__Data listing__.
++++++++++
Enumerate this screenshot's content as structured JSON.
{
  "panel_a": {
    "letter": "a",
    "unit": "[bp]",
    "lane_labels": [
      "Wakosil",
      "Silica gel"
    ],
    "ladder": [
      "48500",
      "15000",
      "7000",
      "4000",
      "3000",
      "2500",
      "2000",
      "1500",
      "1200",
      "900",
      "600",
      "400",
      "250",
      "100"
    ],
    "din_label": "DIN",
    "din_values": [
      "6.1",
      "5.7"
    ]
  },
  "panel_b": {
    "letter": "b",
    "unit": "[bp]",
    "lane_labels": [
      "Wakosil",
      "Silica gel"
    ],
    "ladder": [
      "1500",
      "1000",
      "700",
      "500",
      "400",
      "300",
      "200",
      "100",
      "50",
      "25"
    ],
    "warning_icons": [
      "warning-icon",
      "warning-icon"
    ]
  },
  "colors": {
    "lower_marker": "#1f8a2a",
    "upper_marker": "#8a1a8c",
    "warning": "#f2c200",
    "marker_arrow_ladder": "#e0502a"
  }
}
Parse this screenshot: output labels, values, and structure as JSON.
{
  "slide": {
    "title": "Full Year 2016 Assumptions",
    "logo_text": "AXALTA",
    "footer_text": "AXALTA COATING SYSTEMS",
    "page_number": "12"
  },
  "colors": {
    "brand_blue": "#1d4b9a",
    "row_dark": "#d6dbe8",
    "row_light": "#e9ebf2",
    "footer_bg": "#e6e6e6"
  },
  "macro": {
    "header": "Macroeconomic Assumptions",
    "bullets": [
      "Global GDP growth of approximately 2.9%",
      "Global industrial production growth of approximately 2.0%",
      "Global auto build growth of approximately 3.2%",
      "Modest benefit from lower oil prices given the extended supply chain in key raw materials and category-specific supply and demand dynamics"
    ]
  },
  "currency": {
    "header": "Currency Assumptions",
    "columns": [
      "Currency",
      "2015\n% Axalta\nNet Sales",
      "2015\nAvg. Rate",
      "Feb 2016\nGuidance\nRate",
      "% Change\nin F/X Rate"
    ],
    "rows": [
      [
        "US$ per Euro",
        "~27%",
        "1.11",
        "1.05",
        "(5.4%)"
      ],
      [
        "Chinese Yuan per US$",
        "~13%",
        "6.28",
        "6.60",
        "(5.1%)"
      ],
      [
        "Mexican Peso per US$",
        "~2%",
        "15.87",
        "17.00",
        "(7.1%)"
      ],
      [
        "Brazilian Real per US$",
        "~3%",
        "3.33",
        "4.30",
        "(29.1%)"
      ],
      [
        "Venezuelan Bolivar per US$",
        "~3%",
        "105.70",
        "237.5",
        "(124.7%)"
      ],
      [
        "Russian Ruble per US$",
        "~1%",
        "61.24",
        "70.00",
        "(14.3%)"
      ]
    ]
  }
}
++++++++++
__Your instructions__.
Gather up, from the records above, each line where the word "this" appears.

__Answer below__.
Enumerate this screenshot's content as structured JSON.
Parse this screenshot: output labels, values, and structure as JSON.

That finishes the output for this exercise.